---- Listed records
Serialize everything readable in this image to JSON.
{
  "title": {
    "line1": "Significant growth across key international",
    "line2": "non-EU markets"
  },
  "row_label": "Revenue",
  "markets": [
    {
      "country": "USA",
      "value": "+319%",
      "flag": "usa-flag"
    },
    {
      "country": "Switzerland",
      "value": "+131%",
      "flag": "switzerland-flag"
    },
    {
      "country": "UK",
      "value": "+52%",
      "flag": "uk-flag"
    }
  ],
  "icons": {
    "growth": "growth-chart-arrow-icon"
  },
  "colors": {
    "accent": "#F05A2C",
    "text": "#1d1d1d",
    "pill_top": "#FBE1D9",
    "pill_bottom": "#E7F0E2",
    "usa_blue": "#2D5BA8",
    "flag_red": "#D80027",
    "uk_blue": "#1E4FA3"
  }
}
--------
---- Listed records
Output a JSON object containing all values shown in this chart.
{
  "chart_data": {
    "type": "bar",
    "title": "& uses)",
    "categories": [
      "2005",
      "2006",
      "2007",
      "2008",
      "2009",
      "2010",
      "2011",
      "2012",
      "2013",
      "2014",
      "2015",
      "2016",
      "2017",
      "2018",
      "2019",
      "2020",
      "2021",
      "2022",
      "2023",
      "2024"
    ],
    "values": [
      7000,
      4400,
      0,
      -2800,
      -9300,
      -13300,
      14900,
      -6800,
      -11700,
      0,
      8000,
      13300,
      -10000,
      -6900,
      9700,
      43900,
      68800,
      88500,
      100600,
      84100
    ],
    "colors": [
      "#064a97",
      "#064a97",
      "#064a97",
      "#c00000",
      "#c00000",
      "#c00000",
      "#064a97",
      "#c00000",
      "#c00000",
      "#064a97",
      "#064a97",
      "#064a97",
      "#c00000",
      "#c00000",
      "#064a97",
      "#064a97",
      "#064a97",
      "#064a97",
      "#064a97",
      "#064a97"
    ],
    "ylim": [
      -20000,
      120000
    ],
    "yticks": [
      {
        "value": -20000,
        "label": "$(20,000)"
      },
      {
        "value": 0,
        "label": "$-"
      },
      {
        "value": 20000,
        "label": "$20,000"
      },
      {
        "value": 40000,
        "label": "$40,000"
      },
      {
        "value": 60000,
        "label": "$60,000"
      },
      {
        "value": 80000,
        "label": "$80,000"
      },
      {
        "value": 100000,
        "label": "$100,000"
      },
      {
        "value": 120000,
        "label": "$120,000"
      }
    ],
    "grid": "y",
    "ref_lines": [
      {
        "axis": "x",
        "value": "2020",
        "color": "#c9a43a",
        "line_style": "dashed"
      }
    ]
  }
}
--------
---- Listed records
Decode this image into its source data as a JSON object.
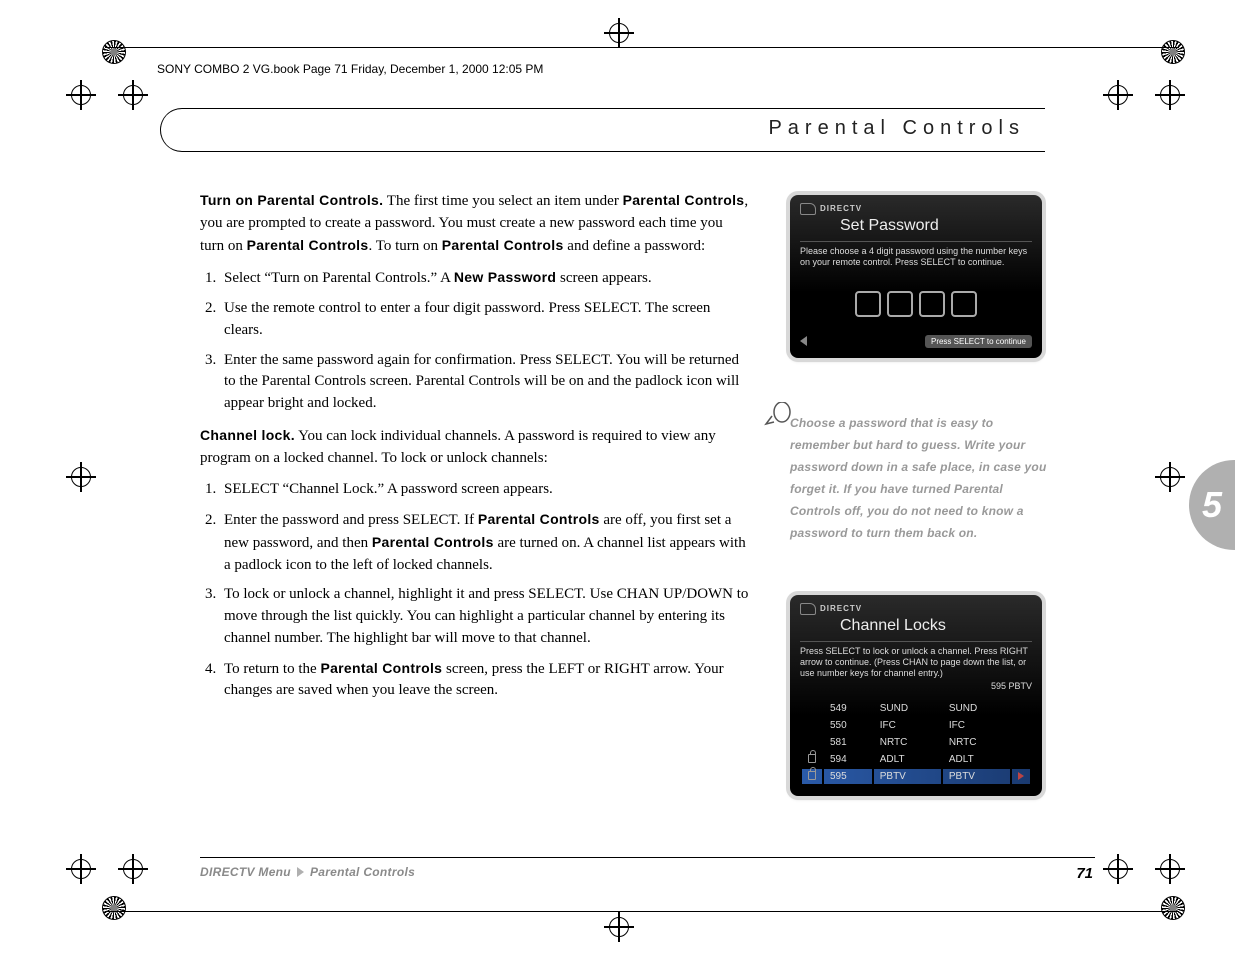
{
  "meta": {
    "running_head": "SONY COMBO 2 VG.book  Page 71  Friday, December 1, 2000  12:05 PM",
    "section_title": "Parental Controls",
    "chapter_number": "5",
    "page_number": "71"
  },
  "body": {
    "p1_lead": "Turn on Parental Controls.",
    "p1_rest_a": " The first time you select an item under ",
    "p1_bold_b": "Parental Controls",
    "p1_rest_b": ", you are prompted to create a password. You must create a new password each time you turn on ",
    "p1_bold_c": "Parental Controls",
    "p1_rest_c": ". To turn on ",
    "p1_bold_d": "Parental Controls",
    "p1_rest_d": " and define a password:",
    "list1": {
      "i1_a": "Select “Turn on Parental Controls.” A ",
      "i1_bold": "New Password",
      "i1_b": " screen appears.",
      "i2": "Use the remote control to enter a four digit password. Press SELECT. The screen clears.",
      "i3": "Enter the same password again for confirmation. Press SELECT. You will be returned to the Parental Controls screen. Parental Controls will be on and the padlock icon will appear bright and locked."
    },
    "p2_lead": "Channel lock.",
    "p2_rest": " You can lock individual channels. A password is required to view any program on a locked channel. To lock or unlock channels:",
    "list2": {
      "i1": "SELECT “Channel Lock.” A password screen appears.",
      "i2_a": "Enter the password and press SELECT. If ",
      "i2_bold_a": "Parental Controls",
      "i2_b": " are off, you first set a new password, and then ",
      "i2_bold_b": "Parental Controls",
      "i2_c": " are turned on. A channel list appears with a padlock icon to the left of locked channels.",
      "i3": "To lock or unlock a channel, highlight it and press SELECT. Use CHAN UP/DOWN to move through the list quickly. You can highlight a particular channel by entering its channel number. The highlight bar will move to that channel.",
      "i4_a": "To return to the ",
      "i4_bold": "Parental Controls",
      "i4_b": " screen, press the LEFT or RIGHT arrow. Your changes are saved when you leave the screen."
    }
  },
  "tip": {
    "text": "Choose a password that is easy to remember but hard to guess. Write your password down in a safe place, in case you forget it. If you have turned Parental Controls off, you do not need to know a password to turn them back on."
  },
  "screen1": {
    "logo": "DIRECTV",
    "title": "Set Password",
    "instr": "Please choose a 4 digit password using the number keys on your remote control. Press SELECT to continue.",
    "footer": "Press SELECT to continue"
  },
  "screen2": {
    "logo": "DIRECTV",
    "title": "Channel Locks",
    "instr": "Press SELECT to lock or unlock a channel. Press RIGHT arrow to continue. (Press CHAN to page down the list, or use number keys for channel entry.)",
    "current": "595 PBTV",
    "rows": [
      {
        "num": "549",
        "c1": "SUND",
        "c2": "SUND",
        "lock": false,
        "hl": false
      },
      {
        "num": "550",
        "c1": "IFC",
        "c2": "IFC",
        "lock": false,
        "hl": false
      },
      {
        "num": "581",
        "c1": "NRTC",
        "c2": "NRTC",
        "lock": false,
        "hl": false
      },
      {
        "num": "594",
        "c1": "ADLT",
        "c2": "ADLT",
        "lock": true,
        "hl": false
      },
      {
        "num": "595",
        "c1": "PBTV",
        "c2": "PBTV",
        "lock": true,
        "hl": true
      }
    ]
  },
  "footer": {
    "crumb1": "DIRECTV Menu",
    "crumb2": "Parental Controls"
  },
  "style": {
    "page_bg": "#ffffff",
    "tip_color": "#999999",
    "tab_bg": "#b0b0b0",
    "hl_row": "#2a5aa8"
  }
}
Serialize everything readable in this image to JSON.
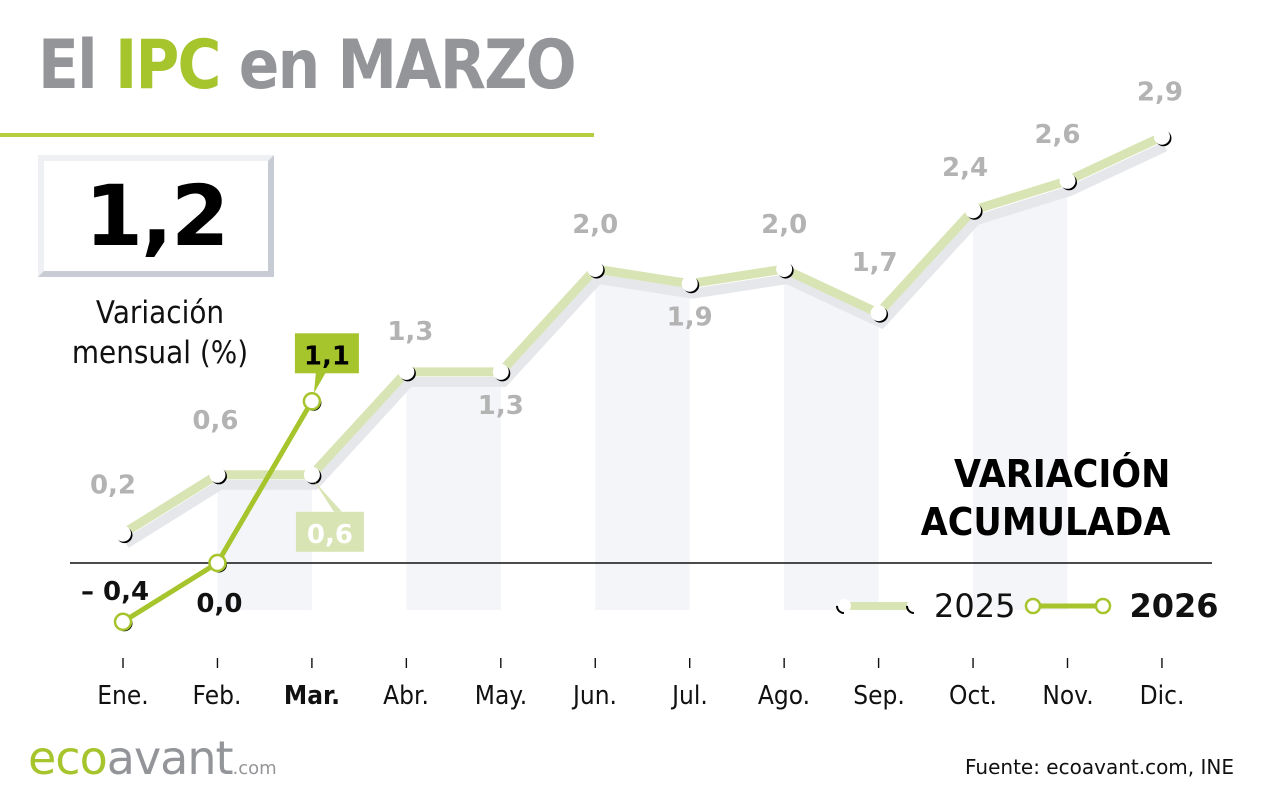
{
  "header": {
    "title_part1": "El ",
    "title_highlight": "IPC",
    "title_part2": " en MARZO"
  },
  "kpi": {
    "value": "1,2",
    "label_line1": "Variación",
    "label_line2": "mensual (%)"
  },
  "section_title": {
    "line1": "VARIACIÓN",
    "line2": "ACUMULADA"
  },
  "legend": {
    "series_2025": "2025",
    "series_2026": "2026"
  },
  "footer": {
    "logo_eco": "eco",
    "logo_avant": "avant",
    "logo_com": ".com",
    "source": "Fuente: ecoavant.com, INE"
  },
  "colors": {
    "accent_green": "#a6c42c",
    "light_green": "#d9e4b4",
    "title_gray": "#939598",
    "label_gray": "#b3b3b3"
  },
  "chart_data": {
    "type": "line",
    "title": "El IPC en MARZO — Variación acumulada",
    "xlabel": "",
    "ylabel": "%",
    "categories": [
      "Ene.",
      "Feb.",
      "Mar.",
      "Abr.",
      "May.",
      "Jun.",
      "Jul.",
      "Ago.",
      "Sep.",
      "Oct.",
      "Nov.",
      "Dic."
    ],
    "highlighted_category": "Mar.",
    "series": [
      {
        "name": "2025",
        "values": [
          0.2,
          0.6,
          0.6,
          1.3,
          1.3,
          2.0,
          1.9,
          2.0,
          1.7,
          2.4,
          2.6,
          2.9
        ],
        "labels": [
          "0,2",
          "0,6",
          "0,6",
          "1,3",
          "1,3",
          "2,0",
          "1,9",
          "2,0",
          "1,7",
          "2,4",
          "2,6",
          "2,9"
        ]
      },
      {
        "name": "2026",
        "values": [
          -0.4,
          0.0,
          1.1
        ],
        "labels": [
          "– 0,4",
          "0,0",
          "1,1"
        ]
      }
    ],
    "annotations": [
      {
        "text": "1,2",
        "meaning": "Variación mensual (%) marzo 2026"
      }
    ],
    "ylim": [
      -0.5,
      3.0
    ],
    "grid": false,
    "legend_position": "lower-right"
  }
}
--------
» **Instruction**: The answer is one number: how many lines of the material above contain "JSON".

» **Answer to the task**: 4